§ **What is needed**: Quote all of the data below exactly, please.

§ **Provided entries**:
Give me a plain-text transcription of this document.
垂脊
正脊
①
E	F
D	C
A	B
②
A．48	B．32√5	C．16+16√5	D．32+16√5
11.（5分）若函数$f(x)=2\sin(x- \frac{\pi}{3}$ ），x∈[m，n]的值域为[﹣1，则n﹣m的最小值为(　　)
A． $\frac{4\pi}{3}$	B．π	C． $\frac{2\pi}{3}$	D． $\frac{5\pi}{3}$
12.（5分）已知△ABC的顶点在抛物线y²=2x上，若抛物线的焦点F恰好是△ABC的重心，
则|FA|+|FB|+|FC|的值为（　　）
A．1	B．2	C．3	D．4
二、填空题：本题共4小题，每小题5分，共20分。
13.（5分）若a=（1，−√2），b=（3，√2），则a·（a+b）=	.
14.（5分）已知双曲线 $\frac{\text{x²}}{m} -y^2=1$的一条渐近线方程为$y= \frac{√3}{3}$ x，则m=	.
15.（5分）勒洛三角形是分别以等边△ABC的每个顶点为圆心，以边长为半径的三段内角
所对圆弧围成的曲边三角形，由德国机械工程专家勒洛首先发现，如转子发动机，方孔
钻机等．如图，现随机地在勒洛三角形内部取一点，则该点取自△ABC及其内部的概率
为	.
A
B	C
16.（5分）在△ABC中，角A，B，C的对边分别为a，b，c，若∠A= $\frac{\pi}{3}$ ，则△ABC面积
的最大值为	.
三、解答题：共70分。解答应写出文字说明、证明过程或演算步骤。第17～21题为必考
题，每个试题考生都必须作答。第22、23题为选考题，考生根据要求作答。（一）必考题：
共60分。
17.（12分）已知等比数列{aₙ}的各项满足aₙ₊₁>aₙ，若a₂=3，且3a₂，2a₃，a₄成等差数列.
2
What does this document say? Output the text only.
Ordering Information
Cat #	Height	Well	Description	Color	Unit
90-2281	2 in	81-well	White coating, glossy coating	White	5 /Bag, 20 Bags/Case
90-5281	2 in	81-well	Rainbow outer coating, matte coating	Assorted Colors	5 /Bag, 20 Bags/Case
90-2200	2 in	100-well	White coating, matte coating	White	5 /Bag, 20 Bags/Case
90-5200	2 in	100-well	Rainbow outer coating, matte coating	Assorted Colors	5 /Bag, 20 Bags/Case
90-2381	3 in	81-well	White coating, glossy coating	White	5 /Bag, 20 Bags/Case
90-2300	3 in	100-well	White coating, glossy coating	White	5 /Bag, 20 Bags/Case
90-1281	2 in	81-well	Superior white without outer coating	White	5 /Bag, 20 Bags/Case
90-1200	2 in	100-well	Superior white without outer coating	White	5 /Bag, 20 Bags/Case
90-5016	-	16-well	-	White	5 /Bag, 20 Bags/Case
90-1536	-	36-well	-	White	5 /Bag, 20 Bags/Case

§ **Result of the task**:
Give me a plain-text transcription of this document.
垂脊
正脊
①
E	F
D	C
A	B
②
A．48	B．32√5	C．16+16√5	D．32+16√5
11.（5分）若函数$f(x)=2\sin(x- \frac{\pi}{3}$ ），x∈[m，n]的值域为[﹣1，则n﹣m的最小值为(　　)
A． $\frac{4\pi}{3}$	B．π	C． $\frac{2\pi}{3}$	D． $\frac{5\pi}{3}$
12.（5分）已知△ABC的顶点在抛物线y²=2x上，若抛物线的焦点F恰好是△ABC的重心，
则|FA|+|FB|+|FC|的值为（　　）
A．1	B．2	C．3	D．4
二、填空题：本题共4小题，每小题5分，共20分。
13.（5分）若a=（1，−√2），b=（3，√2），则a·（a+b）=	.
14.（5分）已知双曲线 $\frac{\text{x²}}{m} -y^2=1$的一条渐近线方程为$y= \frac{√3}{3}$ x，则m=	.
15.（5分）勒洛三角形是分别以等边△ABC的每个顶点为圆心，以边长为半径的三段内角
所对圆弧围成的曲边三角形，由德国机械工程专家勒洛首先发现，如转子发动机，方孔
钻机等．如图，现随机地在勒洛三角形内部取一点，则该点取自△ABC及其内部的概率
为	.
A
B	C
16.（5分）在△ABC中，角A，B，C的对边分别为a，b，c，若∠A= $\frac{\pi}{3}$ ，则△ABC面积
的最大值为	.
三、解答题：共70分。解答应写出文字说明、证明过程或演算步骤。第17～21题为必考
题，每个试题考生都必须作答。第22、23题为选考题，考生根据要求作答。（一）必考题：
共60分。
17.（12分）已知等比数列{aₙ}的各项满足aₙ₊₁>aₙ，若a₂=3，且3a₂，2a₃，a₄成等差数列.
2
What does this document say? Output the text only.
Ordering Information
Cat #	Height	Well	Description	Color	Unit
90-2281	2 in	81-well	White coating, glossy coating	White	5 /Bag, 20 Bags/Case
90-5281	2 in	81-well	Rainbow outer coating, matte coating	Assorted Colors	5 /Bag, 20 Bags/Case
90-2200	2 in	100-well	White coating, matte coating	White	5 /Bag, 20 Bags/Case
90-5200	2 in	100-well	Rainbow outer coating, matte coating	Assorted Colors	5 /Bag, 20 Bags/Case
90-2381	3 in	81-well	White coating, glossy coating	White	5 /Bag, 20 Bags/Case
90-2300	3 in	100-well	White coating, glossy coating	White	5 /Bag, 20 Bags/Case
90-1281	2 in	81-well	Superior white without outer coating	White	5 /Bag, 20 Bags/Case
90-1200	2 in	100-well	Superior white without outer coating	White	5 /Bag, 20 Bags/Case
90-5016	-	16-well	-	White	5 /Bag, 20 Bags/Case
90-1536	-	36-well	-	White	5 /Bag, 20 Bags/Case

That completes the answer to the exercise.